◆ **Your task**
Leave out the pictures and repeat every record exactly.

◆ **Exercise data**

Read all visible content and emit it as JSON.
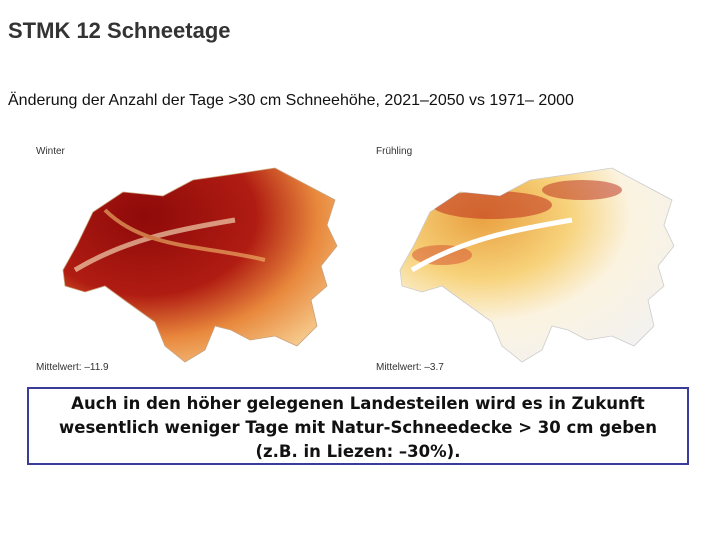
{
  "title": "STMK 12 Schneetage",
  "subtitle": "Änderung der Anzahl der Tage >30 cm Schneehöhe, 2021–2050 vs 1971– 2000",
  "maps": [
    {
      "label": "Winter",
      "mean": "Mittelwert: –11.9"
    },
    {
      "label": "Frühling",
      "mean": "Mittelwert: –3.7"
    }
  ],
  "caption": [
    "Auch in den höher gelegenen Landesteilen wird es in Zukunft",
    "wesentlich weniger Tage mit Natur-Schneedecke > 30 cm geben",
    "(z.B. in Liezen: –30%)."
  ]
}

◆ **Output**
Read all visible content and emit it as JSON.
{
  "title": "STMK 12 Schneetage",
  "subtitle": "Änderung der Anzahl der Tage >30 cm Schneehöhe, 2021–2050 vs 1971– 2000",
  "maps": [
    {
      "label": "Winter",
      "mean": "Mittelwert: –11.9"
    },
    {
      "label": "Frühling",
      "mean": "Mittelwert: –3.7"
    }
  ],
  "caption": [
    "Auch in den höher gelegenen Landesteilen wird es in Zukunft",
    "wesentlich weniger Tage mit Natur-Schneedecke > 30 cm geben",
    "(z.B. in Liezen: –30%)."
  ]
}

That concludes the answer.